▸ Work required
Skip the images and return the records below exactly.

Collected data entries:
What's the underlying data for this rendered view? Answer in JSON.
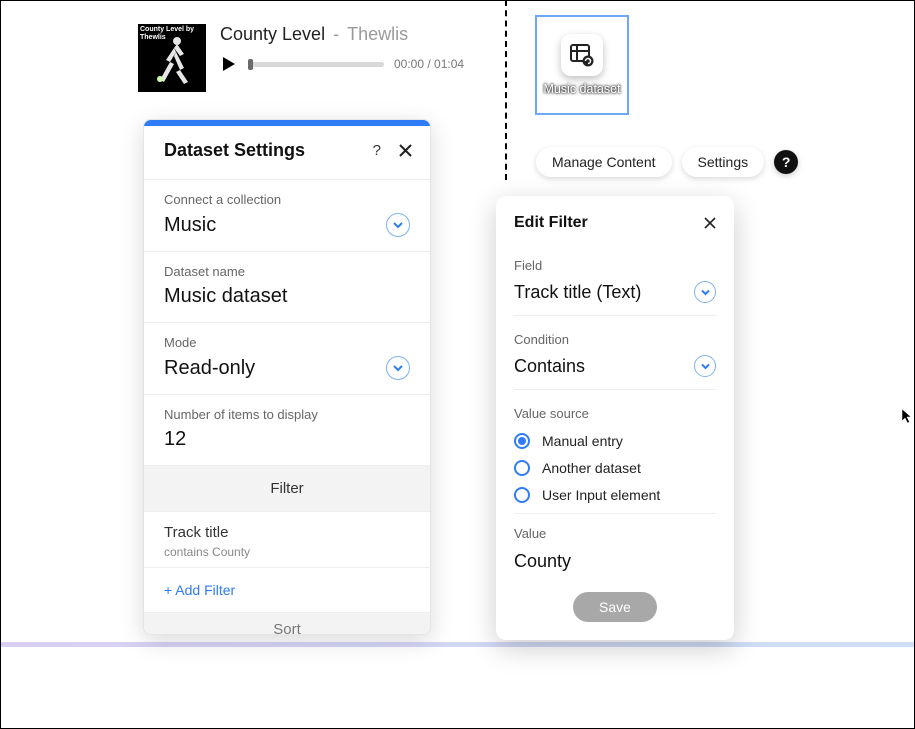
{
  "player": {
    "cover_text": "County Level by Thewlis",
    "title": "County Level",
    "artist": "Thewlis",
    "time_current": "00:00",
    "time_total": "01:04"
  },
  "selected_element": {
    "label": "Music dataset"
  },
  "toolbar": {
    "manage": "Manage Content",
    "settings": "Settings",
    "help": "?"
  },
  "ds_panel": {
    "title": "Dataset Settings",
    "help": "?",
    "collection_label": "Connect a collection",
    "collection_value": "Music",
    "name_label": "Dataset name",
    "name_value": "Music dataset",
    "mode_label": "Mode",
    "mode_value": "Read-only",
    "count_label": "Number of items to display",
    "count_value": "12",
    "filter_header": "Filter",
    "filter_item_title": "Track title",
    "filter_item_desc": "contains County",
    "add_filter": "+ Add Filter",
    "sort_header": "Sort"
  },
  "ef_panel": {
    "title": "Edit Filter",
    "field_label": "Field",
    "field_value": "Track title (Text)",
    "condition_label": "Condition",
    "condition_value": "Contains",
    "source_label": "Value source",
    "source_options": [
      "Manual entry",
      "Another dataset",
      "User Input element"
    ],
    "source_selected_index": 0,
    "value_label": "Value",
    "value_value": "County",
    "save": "Save"
  }
}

▸ Worked answer
What's the underlying data for this rendered view? Answer in JSON.
{
  "player": {
    "cover_text": "County Level by Thewlis",
    "title": "County Level",
    "artist": "Thewlis",
    "time_current": "00:00",
    "time_total": "01:04"
  },
  "selected_element": {
    "label": "Music dataset"
  },
  "toolbar": {
    "manage": "Manage Content",
    "settings": "Settings",
    "help": "?"
  },
  "ds_panel": {
    "title": "Dataset Settings",
    "help": "?",
    "collection_label": "Connect a collection",
    "collection_value": "Music",
    "name_label": "Dataset name",
    "name_value": "Music dataset",
    "mode_label": "Mode",
    "mode_value": "Read-only",
    "count_label": "Number of items to display",
    "count_value": "12",
    "filter_header": "Filter",
    "filter_item_title": "Track title",
    "filter_item_desc": "contains County",
    "add_filter": "+ Add Filter",
    "sort_header": "Sort"
  },
  "ef_panel": {
    "title": "Edit Filter",
    "field_label": "Field",
    "field_value": "Track title (Text)",
    "condition_label": "Condition",
    "condition_value": "Contains",
    "source_label": "Value source",
    "source_options": [
      "Manual entry",
      "Another dataset",
      "User Input element"
    ],
    "source_selected_index": 0,
    "value_label": "Value",
    "value_value": "County",
    "save": "Save"
  }
}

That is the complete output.